Extracted data entries
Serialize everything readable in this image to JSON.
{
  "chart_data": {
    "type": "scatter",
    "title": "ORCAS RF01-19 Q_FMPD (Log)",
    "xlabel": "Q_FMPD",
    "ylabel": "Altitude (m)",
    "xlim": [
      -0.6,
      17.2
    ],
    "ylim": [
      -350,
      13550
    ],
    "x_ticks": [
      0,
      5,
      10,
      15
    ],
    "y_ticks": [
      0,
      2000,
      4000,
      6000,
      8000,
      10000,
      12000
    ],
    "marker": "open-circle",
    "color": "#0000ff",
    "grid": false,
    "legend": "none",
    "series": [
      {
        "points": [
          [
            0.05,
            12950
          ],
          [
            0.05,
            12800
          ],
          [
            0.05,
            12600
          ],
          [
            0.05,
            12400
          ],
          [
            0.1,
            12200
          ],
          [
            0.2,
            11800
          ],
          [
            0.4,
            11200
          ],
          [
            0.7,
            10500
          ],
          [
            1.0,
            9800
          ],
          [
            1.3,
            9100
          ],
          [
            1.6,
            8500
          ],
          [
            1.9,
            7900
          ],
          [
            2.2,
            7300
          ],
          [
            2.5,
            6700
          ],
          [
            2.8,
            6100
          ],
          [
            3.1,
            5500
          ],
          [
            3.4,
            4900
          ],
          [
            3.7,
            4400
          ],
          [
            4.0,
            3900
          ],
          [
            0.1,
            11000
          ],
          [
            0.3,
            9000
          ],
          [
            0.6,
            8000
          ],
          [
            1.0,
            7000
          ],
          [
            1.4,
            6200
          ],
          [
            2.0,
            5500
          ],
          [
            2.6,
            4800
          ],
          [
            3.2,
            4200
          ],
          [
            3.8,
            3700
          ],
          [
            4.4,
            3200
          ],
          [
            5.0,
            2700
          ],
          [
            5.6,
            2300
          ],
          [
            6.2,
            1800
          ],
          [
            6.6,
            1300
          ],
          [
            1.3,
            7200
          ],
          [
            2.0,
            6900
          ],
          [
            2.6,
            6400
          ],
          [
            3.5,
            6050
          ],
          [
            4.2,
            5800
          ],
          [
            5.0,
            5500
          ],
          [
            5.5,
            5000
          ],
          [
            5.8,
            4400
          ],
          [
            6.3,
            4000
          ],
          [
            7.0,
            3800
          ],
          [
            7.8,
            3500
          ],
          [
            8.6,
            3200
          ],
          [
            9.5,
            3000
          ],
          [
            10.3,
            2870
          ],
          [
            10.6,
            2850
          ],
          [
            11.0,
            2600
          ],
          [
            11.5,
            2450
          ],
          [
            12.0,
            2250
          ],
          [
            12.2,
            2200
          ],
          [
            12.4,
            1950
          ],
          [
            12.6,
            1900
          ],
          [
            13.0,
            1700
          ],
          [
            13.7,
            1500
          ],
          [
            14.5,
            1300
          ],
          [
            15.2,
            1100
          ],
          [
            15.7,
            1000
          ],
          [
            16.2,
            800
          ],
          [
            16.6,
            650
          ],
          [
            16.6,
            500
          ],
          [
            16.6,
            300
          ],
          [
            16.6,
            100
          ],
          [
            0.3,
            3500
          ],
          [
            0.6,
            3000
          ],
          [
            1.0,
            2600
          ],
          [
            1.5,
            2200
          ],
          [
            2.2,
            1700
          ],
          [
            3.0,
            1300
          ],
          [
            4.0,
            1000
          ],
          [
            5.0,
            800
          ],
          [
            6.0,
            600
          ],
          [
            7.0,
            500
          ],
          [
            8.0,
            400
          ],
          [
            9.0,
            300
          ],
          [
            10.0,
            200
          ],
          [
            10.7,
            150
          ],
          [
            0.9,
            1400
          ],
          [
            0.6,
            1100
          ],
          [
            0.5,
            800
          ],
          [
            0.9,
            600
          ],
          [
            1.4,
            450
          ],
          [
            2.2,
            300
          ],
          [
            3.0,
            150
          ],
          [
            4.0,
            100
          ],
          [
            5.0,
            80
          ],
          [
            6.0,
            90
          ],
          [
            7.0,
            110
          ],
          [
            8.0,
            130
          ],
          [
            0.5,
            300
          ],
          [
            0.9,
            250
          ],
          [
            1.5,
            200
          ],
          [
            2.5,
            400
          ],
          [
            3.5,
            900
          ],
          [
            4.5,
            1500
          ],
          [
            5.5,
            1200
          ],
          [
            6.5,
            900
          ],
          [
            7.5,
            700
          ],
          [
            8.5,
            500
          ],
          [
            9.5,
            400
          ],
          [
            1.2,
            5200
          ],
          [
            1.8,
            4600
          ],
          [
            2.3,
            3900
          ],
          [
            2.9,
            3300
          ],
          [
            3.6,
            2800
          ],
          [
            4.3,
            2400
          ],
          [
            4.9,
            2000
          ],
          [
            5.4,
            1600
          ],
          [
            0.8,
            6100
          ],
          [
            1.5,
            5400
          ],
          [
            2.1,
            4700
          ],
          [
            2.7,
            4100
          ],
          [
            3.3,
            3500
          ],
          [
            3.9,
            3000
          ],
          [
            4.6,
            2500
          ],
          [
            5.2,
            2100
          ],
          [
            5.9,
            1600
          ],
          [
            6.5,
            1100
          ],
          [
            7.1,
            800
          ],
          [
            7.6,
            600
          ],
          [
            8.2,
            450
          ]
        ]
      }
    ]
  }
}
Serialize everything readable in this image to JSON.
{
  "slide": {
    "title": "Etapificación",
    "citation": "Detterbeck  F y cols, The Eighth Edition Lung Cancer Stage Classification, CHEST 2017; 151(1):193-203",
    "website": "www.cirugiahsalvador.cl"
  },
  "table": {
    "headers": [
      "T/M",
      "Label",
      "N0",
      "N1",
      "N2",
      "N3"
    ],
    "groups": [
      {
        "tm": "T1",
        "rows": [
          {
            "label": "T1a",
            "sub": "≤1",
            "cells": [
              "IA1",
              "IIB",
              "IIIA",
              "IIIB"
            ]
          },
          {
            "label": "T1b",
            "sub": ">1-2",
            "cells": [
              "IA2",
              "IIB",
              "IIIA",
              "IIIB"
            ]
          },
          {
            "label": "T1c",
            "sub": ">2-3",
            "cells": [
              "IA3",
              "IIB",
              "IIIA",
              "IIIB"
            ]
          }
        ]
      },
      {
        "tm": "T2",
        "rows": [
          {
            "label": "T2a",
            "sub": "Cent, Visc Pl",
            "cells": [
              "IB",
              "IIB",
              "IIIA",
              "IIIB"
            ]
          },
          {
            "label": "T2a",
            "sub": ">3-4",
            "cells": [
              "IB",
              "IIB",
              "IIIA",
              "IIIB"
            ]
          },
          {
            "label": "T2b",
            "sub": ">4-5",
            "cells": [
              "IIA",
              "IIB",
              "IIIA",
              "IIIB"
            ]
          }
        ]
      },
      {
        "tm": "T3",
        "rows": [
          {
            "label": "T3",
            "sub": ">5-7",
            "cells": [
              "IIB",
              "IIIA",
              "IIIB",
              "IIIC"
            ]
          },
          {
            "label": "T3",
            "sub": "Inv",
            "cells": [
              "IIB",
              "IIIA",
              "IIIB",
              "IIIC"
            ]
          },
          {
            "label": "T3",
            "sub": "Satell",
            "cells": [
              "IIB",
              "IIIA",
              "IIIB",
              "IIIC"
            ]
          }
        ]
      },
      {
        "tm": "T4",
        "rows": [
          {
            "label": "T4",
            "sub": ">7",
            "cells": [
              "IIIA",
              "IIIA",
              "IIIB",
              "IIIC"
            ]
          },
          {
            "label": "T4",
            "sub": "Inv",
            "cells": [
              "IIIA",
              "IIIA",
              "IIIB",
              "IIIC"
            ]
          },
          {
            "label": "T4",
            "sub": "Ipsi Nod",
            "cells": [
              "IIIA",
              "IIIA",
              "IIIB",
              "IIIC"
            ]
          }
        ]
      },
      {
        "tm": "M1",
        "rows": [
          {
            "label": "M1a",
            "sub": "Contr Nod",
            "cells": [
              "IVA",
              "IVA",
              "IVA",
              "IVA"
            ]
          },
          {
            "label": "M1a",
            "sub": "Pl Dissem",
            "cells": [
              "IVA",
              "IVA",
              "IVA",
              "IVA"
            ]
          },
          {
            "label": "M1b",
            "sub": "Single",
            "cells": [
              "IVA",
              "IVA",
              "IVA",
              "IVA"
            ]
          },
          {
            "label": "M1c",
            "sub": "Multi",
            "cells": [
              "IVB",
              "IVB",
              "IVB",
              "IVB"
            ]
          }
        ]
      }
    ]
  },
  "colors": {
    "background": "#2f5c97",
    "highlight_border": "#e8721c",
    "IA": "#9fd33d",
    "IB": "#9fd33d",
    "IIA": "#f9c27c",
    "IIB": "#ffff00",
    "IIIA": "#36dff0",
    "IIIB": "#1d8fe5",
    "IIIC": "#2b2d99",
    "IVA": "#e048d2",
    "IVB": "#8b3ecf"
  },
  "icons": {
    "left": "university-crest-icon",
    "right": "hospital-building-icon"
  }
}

*THE REQUEST*
Show every line where the string "title" appears.

*EXERCISE RESPONSE*
    "title": "ORCAS RF01-19 Q_FMPD (Log)",
    "title": "Etapificación",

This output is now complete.